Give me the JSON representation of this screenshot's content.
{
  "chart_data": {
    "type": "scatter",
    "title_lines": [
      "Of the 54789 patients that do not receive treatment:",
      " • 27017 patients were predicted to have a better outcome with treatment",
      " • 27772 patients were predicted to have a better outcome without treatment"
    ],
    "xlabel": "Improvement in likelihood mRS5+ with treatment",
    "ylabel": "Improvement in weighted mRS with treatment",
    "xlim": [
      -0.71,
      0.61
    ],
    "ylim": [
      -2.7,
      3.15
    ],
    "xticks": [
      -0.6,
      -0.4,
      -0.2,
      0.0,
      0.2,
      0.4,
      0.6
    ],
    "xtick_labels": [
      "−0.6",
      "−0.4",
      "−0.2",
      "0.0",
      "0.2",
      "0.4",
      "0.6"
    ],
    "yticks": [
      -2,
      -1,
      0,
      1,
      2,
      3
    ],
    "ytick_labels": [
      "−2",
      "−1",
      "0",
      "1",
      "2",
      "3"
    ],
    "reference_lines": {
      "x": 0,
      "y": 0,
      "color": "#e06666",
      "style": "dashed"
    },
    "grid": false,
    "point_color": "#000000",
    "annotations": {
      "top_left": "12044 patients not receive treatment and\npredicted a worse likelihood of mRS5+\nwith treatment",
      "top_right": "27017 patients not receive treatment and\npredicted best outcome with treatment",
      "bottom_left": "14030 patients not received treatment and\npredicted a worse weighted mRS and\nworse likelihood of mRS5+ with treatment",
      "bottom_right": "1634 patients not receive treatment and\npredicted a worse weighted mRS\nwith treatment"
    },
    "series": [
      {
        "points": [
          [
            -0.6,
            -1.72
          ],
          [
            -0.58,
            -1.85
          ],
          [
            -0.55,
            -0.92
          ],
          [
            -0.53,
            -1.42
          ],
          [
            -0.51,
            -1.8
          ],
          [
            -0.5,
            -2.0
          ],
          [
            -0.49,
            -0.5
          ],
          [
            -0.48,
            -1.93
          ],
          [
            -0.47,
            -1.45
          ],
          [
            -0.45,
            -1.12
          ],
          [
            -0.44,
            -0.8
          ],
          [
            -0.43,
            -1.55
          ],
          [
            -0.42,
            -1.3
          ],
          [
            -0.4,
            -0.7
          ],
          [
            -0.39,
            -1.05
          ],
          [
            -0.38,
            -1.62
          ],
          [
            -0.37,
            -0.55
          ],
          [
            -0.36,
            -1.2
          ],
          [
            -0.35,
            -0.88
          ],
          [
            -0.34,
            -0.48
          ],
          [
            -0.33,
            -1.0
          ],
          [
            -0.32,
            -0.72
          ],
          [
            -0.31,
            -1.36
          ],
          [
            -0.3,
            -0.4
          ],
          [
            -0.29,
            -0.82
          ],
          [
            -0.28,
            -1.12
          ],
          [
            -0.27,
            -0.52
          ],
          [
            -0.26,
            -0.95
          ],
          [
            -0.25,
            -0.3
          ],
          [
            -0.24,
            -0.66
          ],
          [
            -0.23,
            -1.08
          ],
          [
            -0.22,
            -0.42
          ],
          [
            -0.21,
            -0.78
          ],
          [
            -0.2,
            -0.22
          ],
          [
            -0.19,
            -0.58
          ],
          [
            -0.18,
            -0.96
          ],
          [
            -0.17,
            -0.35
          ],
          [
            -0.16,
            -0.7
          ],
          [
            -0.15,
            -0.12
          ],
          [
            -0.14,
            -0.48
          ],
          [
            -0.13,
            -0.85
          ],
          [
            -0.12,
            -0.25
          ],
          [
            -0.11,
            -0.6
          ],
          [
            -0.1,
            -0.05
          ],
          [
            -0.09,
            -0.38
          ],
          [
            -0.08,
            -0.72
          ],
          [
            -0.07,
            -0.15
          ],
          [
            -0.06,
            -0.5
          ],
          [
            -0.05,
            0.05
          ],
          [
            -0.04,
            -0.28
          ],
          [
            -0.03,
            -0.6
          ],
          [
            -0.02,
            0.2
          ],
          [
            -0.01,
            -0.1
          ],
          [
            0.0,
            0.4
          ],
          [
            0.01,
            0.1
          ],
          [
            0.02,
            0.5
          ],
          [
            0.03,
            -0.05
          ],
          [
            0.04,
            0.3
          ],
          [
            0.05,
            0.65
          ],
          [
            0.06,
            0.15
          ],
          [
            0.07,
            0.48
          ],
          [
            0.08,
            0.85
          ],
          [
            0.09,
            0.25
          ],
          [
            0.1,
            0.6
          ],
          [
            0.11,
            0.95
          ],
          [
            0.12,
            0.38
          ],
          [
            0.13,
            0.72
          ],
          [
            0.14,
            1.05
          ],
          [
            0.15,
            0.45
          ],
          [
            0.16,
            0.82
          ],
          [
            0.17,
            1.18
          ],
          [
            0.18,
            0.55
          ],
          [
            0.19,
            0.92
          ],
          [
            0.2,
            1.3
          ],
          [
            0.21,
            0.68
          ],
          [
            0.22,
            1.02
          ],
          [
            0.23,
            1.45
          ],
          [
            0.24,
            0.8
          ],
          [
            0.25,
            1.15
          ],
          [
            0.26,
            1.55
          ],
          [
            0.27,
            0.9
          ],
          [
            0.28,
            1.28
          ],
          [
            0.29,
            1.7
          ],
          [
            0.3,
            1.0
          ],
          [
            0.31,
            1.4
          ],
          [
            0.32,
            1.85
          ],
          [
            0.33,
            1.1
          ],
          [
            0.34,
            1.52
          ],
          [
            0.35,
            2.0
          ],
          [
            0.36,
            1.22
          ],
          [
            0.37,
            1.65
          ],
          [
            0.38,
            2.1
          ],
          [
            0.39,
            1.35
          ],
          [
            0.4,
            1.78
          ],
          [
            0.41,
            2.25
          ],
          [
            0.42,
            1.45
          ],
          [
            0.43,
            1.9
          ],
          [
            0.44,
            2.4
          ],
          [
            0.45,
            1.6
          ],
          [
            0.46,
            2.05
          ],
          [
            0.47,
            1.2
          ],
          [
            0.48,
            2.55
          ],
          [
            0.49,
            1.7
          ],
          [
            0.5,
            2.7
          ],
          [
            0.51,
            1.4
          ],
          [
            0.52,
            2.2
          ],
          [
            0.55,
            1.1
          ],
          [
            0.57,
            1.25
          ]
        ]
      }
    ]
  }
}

----------------

ABOUT THIS EXERCISE: Print all of the data exactly as it was given.

REPLY TO THE EXERCISE:
Give me the JSON representation of this screenshot's content.
{
  "chart_data": {
    "type": "scatter",
    "title_lines": [
      "Of the 54789 patients that do not receive treatment:",
      " • 27017 patients were predicted to have a better outcome with treatment",
      " • 27772 patients were predicted to have a better outcome without treatment"
    ],
    "xlabel": "Improvement in likelihood mRS5+ with treatment",
    "ylabel": "Improvement in weighted mRS with treatment",
    "xlim": [
      -0.71,
      0.61
    ],
    "ylim": [
      -2.7,
      3.15
    ],
    "xticks": [
      -0.6,
      -0.4,
      -0.2,
      0.0,
      0.2,
      0.4,
      0.6
    ],
    "xtick_labels": [
      "−0.6",
      "−0.4",
      "−0.2",
      "0.0",
      "0.2",
      "0.4",
      "0.6"
    ],
    "yticks": [
      -2,
      -1,
      0,
      1,
      2,
      3
    ],
    "ytick_labels": [
      "−2",
      "−1",
      "0",
      "1",
      "2",
      "3"
    ],
    "reference_lines": {
      "x": 0,
      "y": 0,
      "color": "#e06666",
      "style": "dashed"
    },
    "grid": false,
    "point_color": "#000000",
    "annotations": {
      "top_left": "12044 patients not receive treatment and\npredicted a worse likelihood of mRS5+\nwith treatment",
      "top_right": "27017 patients not receive treatment and\npredicted best outcome with treatment",
      "bottom_left": "14030 patients not received treatment and\npredicted a worse weighted mRS and\nworse likelihood of mRS5+ with treatment",
      "bottom_right": "1634 patients not receive treatment and\npredicted a worse weighted mRS\nwith treatment"
    },
    "series": [
      {
        "points": [
          [
            -0.6,
            -1.72
          ],
          [
            -0.58,
            -1.85
          ],
          [
            -0.55,
            -0.92
          ],
          [
            -0.53,
            -1.42
          ],
          [
            -0.51,
            -1.8
          ],
          [
            -0.5,
            -2.0
          ],
          [
            -0.49,
            -0.5
          ],
          [
            -0.48,
            -1.93
          ],
          [
            -0.47,
            -1.45
          ],
          [
            -0.45,
            -1.12
          ],
          [
            -0.44,
            -0.8
          ],
          [
            -0.43,
            -1.55
          ],
          [
            -0.42,
            -1.3
          ],
          [
            -0.4,
            -0.7
          ],
          [
            -0.39,
            -1.05
          ],
          [
            -0.38,
            -1.62
          ],
          [
            -0.37,
            -0.55
          ],
          [
            -0.36,
            -1.2
          ],
          [
            -0.35,
            -0.88
          ],
          [
            -0.34,
            -0.48
          ],
          [
            -0.33,
            -1.0
          ],
          [
            -0.32,
            -0.72
          ],
          [
            -0.31,
            -1.36
          ],
          [
            -0.3,
            -0.4
          ],
          [
            -0.29,
            -0.82
          ],
          [
            -0.28,
            -1.12
          ],
          [
            -0.27,
            -0.52
          ],
          [
            -0.26,
            -0.95
          ],
          [
            -0.25,
            -0.3
          ],
          [
            -0.24,
            -0.66
          ],
          [
            -0.23,
            -1.08
          ],
          [
            -0.22,
            -0.42
          ],
          [
            -0.21,
            -0.78
          ],
          [
            -0.2,
            -0.22
          ],
          [
            -0.19,
            -0.58
          ],
          [
            -0.18,
            -0.96
          ],
          [
            -0.17,
            -0.35
          ],
          [
            -0.16,
            -0.7
          ],
          [
            -0.15,
            -0.12
          ],
          [
            -0.14,
            -0.48
          ],
          [
            -0.13,
            -0.85
          ],
          [
            -0.12,
            -0.25
          ],
          [
            -0.11,
            -0.6
          ],
          [
            -0.1,
            -0.05
          ],
          [
            -0.09,
            -0.38
          ],
          [
            -0.08,
            -0.72
          ],
          [
            -0.07,
            -0.15
          ],
          [
            -0.06,
            -0.5
          ],
          [
            -0.05,
            0.05
          ],
          [
            -0.04,
            -0.28
          ],
          [
            -0.03,
            -0.6
          ],
          [
            -0.02,
            0.2
          ],
          [
            -0.01,
            -0.1
          ],
          [
            0.0,
            0.4
          ],
          [
            0.01,
            0.1
          ],
          [
            0.02,
            0.5
          ],
          [
            0.03,
            -0.05
          ],
          [
            0.04,
            0.3
          ],
          [
            0.05,
            0.65
          ],
          [
            0.06,
            0.15
          ],
          [
            0.07,
            0.48
          ],
          [
            0.08,
            0.85
          ],
          [
            0.09,
            0.25
          ],
          [
            0.1,
            0.6
          ],
          [
            0.11,
            0.95
          ],
          [
            0.12,
            0.38
          ],
          [
            0.13,
            0.72
          ],
          [
            0.14,
            1.05
          ],
          [
            0.15,
            0.45
          ],
          [
            0.16,
            0.82
          ],
          [
            0.17,
            1.18
          ],
          [
            0.18,
            0.55
          ],
          [
            0.19,
            0.92
          ],
          [
            0.2,
            1.3
          ],
          [
            0.21,
            0.68
          ],
          [
            0.22,
            1.02
          ],
          [
            0.23,
            1.45
          ],
          [
            0.24,
            0.8
          ],
          [
            0.25,
            1.15
          ],
          [
            0.26,
            1.55
          ],
          [
            0.27,
            0.9
          ],
          [
            0.28,
            1.28
          ],
          [
            0.29,
            1.7
          ],
          [
            0.3,
            1.0
          ],
          [
            0.31,
            1.4
          ],
          [
            0.32,
            1.85
          ],
          [
            0.33,
            1.1
          ],
          [
            0.34,
            1.52
          ],
          [
            0.35,
            2.0
          ],
          [
            0.36,
            1.22
          ],
          [
            0.37,
            1.65
          ],
          [
            0.38,
            2.1
          ],
          [
            0.39,
            1.35
          ],
          [
            0.4,
            1.78
          ],
          [
            0.41,
            2.25
          ],
          [
            0.42,
            1.45
          ],
          [
            0.43,
            1.9
          ],
          [
            0.44,
            2.4
          ],
          [
            0.45,
            1.6
          ],
          [
            0.46,
            2.05
          ],
          [
            0.47,
            1.2
          ],
          [
            0.48,
            2.55
          ],
          [
            0.49,
            1.7
          ],
          [
            0.5,
            2.7
          ],
          [
            0.51,
            1.4
          ],
          [
            0.52,
            2.2
          ],
          [
            0.55,
            1.1
          ],
          [
            0.57,
            1.25
          ]
        ]
      }
    ]
  }
}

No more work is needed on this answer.